--- Start ---
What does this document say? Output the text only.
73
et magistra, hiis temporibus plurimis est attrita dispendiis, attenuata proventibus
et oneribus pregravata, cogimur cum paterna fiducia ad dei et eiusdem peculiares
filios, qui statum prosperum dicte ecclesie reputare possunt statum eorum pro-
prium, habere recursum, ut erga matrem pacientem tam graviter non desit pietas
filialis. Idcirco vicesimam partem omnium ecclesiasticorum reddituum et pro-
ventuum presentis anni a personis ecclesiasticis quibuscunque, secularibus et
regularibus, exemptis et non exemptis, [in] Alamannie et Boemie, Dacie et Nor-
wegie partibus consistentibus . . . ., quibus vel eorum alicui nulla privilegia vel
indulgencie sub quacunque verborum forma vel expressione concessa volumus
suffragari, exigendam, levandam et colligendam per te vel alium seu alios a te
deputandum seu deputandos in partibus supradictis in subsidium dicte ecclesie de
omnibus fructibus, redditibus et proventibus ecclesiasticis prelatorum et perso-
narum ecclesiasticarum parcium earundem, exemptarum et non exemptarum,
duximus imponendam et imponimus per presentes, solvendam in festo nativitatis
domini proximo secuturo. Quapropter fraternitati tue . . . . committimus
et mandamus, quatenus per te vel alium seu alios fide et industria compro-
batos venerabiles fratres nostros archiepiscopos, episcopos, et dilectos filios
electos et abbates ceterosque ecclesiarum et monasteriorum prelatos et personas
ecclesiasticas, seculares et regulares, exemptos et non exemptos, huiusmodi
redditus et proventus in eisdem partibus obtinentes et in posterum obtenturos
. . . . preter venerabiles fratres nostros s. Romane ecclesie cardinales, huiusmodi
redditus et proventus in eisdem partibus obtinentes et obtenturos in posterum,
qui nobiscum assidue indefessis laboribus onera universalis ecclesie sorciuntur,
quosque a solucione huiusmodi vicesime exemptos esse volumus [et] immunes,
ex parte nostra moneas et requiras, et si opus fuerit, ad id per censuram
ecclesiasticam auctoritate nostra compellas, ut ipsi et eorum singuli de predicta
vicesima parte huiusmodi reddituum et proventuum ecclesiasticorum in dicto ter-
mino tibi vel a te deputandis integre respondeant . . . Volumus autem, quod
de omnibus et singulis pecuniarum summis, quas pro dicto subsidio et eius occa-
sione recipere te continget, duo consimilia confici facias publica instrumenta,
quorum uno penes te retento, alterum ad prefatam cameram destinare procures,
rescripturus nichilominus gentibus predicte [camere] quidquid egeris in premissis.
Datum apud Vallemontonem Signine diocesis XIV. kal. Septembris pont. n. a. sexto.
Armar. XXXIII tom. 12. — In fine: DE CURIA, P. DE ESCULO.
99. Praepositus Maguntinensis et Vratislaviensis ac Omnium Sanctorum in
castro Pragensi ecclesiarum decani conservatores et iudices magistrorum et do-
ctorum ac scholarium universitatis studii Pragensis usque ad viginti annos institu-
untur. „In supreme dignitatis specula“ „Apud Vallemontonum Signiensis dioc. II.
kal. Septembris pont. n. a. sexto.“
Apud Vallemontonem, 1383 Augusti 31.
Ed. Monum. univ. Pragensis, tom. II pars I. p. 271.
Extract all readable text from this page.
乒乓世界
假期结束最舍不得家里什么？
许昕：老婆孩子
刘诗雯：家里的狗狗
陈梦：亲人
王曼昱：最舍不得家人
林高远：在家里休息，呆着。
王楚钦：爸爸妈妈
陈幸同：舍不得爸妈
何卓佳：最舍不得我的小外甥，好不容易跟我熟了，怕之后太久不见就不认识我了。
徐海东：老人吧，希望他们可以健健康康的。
--- End ---
Write out every line of the records exactly.

Worked solution →
What does this document say? Output the text only.
73
et magistra, hiis temporibus plurimis est attrita dispendiis, attenuata proventibus
et oneribus pregravata, cogimur cum paterna fiducia ad dei et eiusdem peculiares
filios, qui statum prosperum dicte ecclesie reputare possunt statum eorum pro-
prium, habere recursum, ut erga matrem pacientem tam graviter non desit pietas
filialis. Idcirco vicesimam partem omnium ecclesiasticorum reddituum et pro-
ventuum presentis anni a personis ecclesiasticis quibuscunque, secularibus et
regularibus, exemptis et non exemptis, [in] Alamannie et Boemie, Dacie et Nor-
wegie partibus consistentibus . . . ., quibus vel eorum alicui nulla privilegia vel
indulgencie sub quacunque verborum forma vel expressione concessa volumus
suffragari, exigendam, levandam et colligendam per te vel alium seu alios a te
deputandum seu deputandos in partibus supradictis in subsidium dicte ecclesie de
omnibus fructibus, redditibus et proventibus ecclesiasticis prelatorum et perso-
narum ecclesiasticarum parcium earundem, exemptarum et non exemptarum,
duximus imponendam et imponimus per presentes, solvendam in festo nativitatis
domini proximo secuturo. Quapropter fraternitati tue . . . . committimus
et mandamus, quatenus per te vel alium seu alios fide et industria compro-
batos venerabiles fratres nostros archiepiscopos, episcopos, et dilectos filios
electos et abbates ceterosque ecclesiarum et monasteriorum prelatos et personas
ecclesiasticas, seculares et regulares, exemptos et non exemptos, huiusmodi
redditus et proventus in eisdem partibus obtinentes et in posterum obtenturos
. . . . preter venerabiles fratres nostros s. Romane ecclesie cardinales, huiusmodi
redditus et proventus in eisdem partibus obtinentes et obtenturos in posterum,
qui nobiscum assidue indefessis laboribus onera universalis ecclesie sorciuntur,
quosque a solucione huiusmodi vicesime exemptos esse volumus [et] immunes,
ex parte nostra moneas et requiras, et si opus fuerit, ad id per censuram
ecclesiasticam auctoritate nostra compellas, ut ipsi et eorum singuli de predicta
vicesima parte huiusmodi reddituum et proventuum ecclesiasticorum in dicto ter-
mino tibi vel a te deputandis integre respondeant . . . Volumus autem, quod
de omnibus et singulis pecuniarum summis, quas pro dicto subsidio et eius occa-
sione recipere te continget, duo consimilia confici facias publica instrumenta,
quorum uno penes te retento, alterum ad prefatam cameram destinare procures,
rescripturus nichilominus gentibus predicte [camere] quidquid egeris in premissis.
Datum apud Vallemontonem Signine diocesis XIV. kal. Septembris pont. n. a. sexto.
Armar. XXXIII tom. 12. — In fine: DE CURIA, P. DE ESCULO.
99. Praepositus Maguntinensis et Vratislaviensis ac Omnium Sanctorum in
castro Pragensi ecclesiarum decani conservatores et iudices magistrorum et do-
ctorum ac scholarium universitatis studii Pragensis usque ad viginti annos institu-
untur. „In supreme dignitatis specula“ „Apud Vallemontonum Signiensis dioc. II.
kal. Septembris pont. n. a. sexto.“
Apud Vallemontonem, 1383 Augusti 31.
Ed. Monum. univ. Pragensis, tom. II pars I. p. 271.
Extract all readable text from this page.
乒乓世界
假期结束最舍不得家里什么？
许昕：老婆孩子
刘诗雯：家里的狗狗
陈梦：亲人
王曼昱：最舍不得家人
林高远：在家里休息，呆着。
王楚钦：爸爸妈妈
陈幸同：舍不得爸妈
何卓佳：最舍不得我的小外甥，好不容易跟我熟了，怕之后太久不见就不认识我了。
徐海东：老人吧，希望他们可以健健康康的。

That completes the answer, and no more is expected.